Report how many lines hold the word "directory"; give nothing but the number.

EXERCISE MATERIALS »
------------------------------

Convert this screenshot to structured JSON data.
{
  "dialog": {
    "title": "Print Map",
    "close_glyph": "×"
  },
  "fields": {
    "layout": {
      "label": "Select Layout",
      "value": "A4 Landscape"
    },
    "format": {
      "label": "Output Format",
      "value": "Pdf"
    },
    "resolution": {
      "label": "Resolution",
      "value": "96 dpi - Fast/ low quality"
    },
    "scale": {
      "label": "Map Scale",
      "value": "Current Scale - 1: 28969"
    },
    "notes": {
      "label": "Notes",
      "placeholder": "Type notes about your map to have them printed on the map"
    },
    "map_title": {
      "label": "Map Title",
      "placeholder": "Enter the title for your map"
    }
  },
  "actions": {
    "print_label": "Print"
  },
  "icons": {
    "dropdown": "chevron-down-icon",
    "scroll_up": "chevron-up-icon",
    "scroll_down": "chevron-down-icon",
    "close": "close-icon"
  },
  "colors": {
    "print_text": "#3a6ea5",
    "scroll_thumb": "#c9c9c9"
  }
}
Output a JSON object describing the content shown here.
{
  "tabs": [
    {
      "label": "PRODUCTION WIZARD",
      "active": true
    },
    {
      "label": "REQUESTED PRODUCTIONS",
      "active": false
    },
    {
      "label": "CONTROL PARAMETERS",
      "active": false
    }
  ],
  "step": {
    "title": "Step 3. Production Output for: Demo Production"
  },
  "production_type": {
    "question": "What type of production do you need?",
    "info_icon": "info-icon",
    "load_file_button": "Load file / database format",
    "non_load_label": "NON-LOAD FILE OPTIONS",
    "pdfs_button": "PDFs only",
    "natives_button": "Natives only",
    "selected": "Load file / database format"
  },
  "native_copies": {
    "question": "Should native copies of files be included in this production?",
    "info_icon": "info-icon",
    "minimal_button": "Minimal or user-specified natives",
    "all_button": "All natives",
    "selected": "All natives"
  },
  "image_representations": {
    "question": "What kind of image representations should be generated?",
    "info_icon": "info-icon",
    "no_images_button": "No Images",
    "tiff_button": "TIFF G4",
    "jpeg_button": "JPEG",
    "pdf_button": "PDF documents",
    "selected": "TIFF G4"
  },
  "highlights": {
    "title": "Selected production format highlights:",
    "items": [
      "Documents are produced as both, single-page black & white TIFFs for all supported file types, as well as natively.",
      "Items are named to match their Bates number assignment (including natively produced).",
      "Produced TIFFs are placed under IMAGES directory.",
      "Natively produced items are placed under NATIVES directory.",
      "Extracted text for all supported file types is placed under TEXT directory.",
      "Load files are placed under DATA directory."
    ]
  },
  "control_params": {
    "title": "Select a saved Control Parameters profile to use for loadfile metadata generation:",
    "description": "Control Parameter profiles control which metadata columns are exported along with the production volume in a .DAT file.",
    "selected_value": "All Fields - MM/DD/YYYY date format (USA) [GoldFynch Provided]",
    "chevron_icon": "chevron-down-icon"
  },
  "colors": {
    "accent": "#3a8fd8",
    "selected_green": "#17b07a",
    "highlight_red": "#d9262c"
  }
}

------------------------------

FULL ANSWER » 4